Objective: Quote the records in full and leave their pictures out.

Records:
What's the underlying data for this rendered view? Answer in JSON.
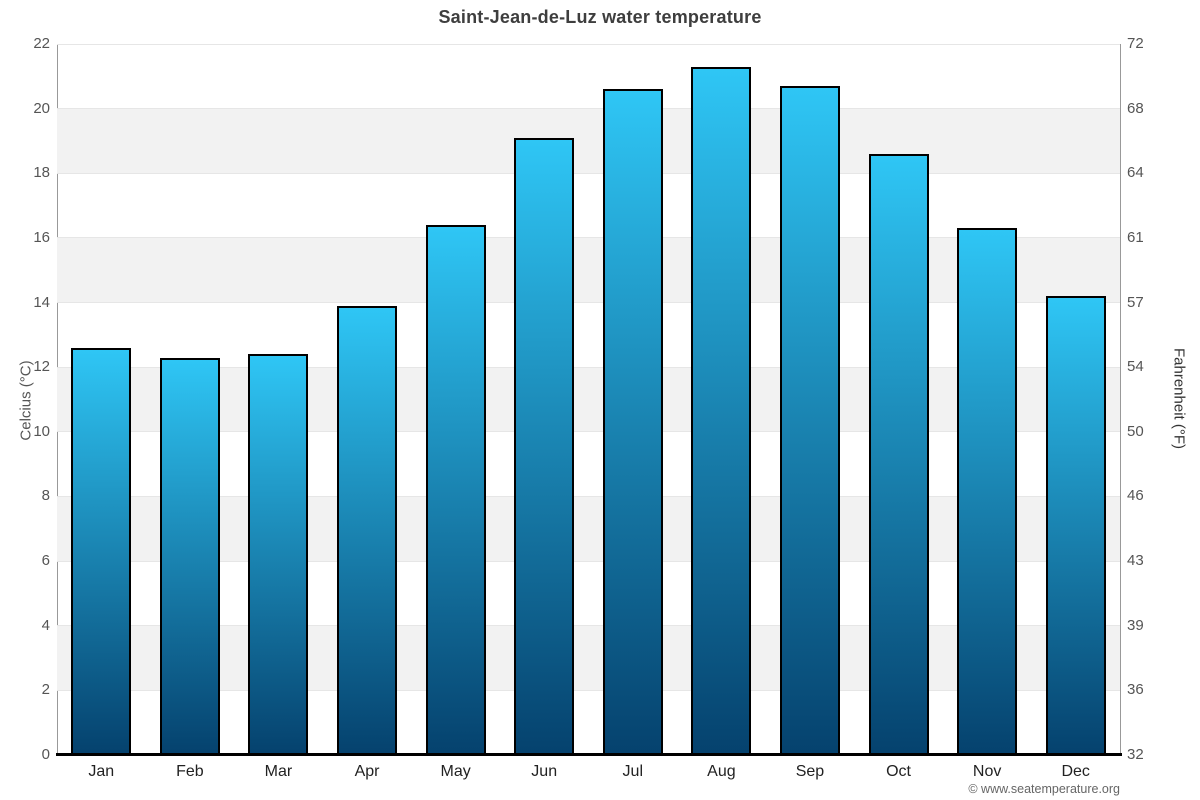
{
  "credit": "© www.seatemperature.org",
  "chart_data": {
    "type": "bar",
    "title": "Saint-Jean-de-Luz water temperature",
    "categories": [
      "Jan",
      "Feb",
      "Mar",
      "Apr",
      "May",
      "Jun",
      "Jul",
      "Aug",
      "Sep",
      "Oct",
      "Nov",
      "Dec"
    ],
    "values": [
      12.6,
      12.3,
      12.4,
      13.9,
      16.4,
      19.1,
      20.6,
      21.3,
      20.7,
      18.6,
      16.3,
      14.2
    ],
    "ylabel_left": "Celcius (°C)",
    "ylabel_right": "Fahrenheit (°F)",
    "ylim": [
      0,
      22
    ],
    "ytick_step": 2,
    "yticks_left": [
      "0",
      "2",
      "4",
      "6",
      "8",
      "10",
      "12",
      "14",
      "16",
      "18",
      "20",
      "22"
    ],
    "yticks_right": [
      "32",
      "36",
      "39",
      "43",
      "46",
      "50",
      "54",
      "57",
      "61",
      "64",
      "68",
      "72"
    ],
    "legend": false,
    "grid": "gridlines every 2°C with alternating gray bands",
    "colors": {
      "bar_gradient_top": "#2fc6f5",
      "bar_gradient_bottom": "#05426e",
      "bar_border": "#000000",
      "band_fill": "#f2f2f2",
      "gridline": "#e6e6e6",
      "axis_line": "#999999",
      "baseline": "#000000",
      "title_color": "#3e3e3e",
      "tick_label_color": "#555555",
      "month_label_color": "#222222",
      "credit_color": "#666666"
    }
  }
}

Expected answer:
What's the underlying data for this rendered view? Answer in JSON.
{
  "credit": "© www.seatemperature.org",
  "chart_data": {
    "type": "bar",
    "title": "Saint-Jean-de-Luz water temperature",
    "categories": [
      "Jan",
      "Feb",
      "Mar",
      "Apr",
      "May",
      "Jun",
      "Jul",
      "Aug",
      "Sep",
      "Oct",
      "Nov",
      "Dec"
    ],
    "values": [
      12.6,
      12.3,
      12.4,
      13.9,
      16.4,
      19.1,
      20.6,
      21.3,
      20.7,
      18.6,
      16.3,
      14.2
    ],
    "ylabel_left": "Celcius (°C)",
    "ylabel_right": "Fahrenheit (°F)",
    "ylim": [
      0,
      22
    ],
    "ytick_step": 2,
    "yticks_left": [
      "0",
      "2",
      "4",
      "6",
      "8",
      "10",
      "12",
      "14",
      "16",
      "18",
      "20",
      "22"
    ],
    "yticks_right": [
      "32",
      "36",
      "39",
      "43",
      "46",
      "50",
      "54",
      "57",
      "61",
      "64",
      "68",
      "72"
    ],
    "legend": false,
    "grid": "gridlines every 2°C with alternating gray bands",
    "colors": {
      "bar_gradient_top": "#2fc6f5",
      "bar_gradient_bottom": "#05426e",
      "bar_border": "#000000",
      "band_fill": "#f2f2f2",
      "gridline": "#e6e6e6",
      "axis_line": "#999999",
      "baseline": "#000000",
      "title_color": "#3e3e3e",
      "tick_label_color": "#555555",
      "month_label_color": "#222222",
      "credit_color": "#666666"
    }
  }
}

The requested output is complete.